[BEGIN Excerpt to read]

This was a time when crime was rampant in Dusseldorf and if the victim didn’t die, there wasn’t necessarily a rush to solve the case. But a few days later, something far worse occurred….
On February 9th, less than a week later, a few employees of a local factory were heading into work around 9am when one of them stopped in his tracks near the entrance.
He had been absentmindedly looking out into the field next to the factory, when he saw what looked like a small foot sticking out of a hedge.
He almost just walked past it, but something inside him told him he should go look. And afterwards, part of him wished he never did.
Laying on her back in the hedge, was the body of an 8 year old girl named Rose Ohliger. Her body was wrapped in a cloak, and when the man peeled it away, he could see that her clothes underneath were burned and her body smelled like petroleum. She was covered in tiny stab wounds, mostly around her chest, but there was no blood surrounding her body. How did someone remove all of the blood from the scene, the worker wondered.
No one knew it at the time, but the night before, a kind stranger- a well dressed man with neatly combed hair had approached young Rose while she walked along a secluded path and asked her where she was going. Home she replied. And the man offered to help her get there, but instead, lead her further along the secluded path, all the way to the side of this factory.
Investigators had really nothing to go on. There had been no witnesses, no murder weapon, not a single clue as to who could have done this. They just had to hope that he wouldn’t strike again. The wooded paths on the outskirts of town were dangerous, it seemed like someone was lurking there. And just four days later, it seemed like they struck again…
On February 13th, just as the sun had come up, the body of a 45 year old man, Rudolf Scheer, was found in a ditch. A long trail of blood ran from the nearby road to his corpse, like he’d been dragged there by his attacker. His body was covered in multiple small stab wounds like those of Frau. But it was the neck wounds that made investigators pause. Whoever had done this had spent most of their energy attacking Rudolfs neck. Mostly with the scissors, tiny little sharp stab wounds, similar to what Rose Oliger had been covered in but there were two wounds that didn’t match the others, They looked almost like bite marks.
And as a group of officers and detectives were gathered around the body, trying to piece together what may have happened, one of them was approached by a man.
He was well dressed, with neatly cropped hair and he seemed unusually calm, but also curious about the crime scene.

[END Excerpt to read]
[BEGIN Collected data]

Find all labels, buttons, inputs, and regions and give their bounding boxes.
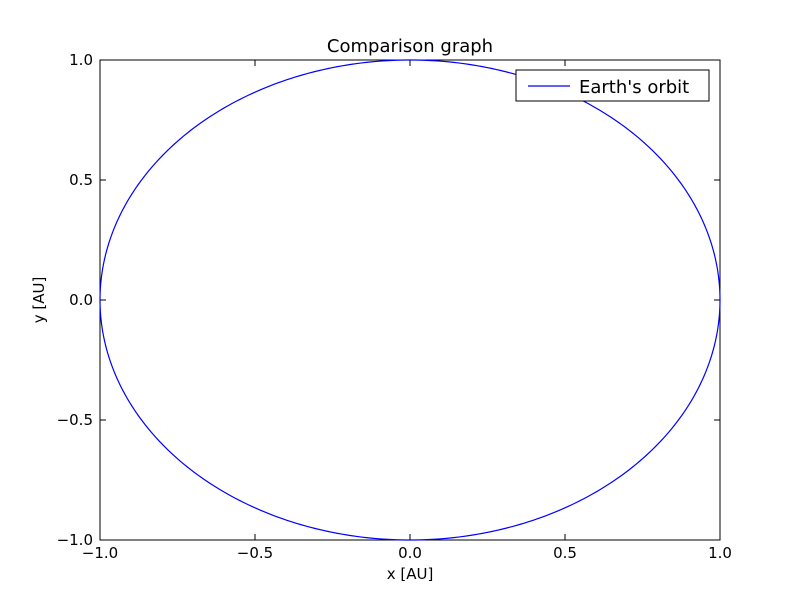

[END Collected data]

To do =>
Retype the Dusseldorf crime passage, starting with "Laying on her" and going on through "the worker wondered.". The listing is unrelated to the Dusseldorf crime passage and stands as its own material.

Result of this exercise =>
Laying on her back in the hedge, was the body of an 8 year old girl named Rose Ohliger. Her body was wrapped in a cloak, and when the man peeled it away, he could see that her clothes underneath were burned and her body smelled like petroleum. She was covered in tiny stab wounds, mostly around her chest, but there was no blood surrounding her body. How did someone remove all of the blood from the scene, the worker wondered.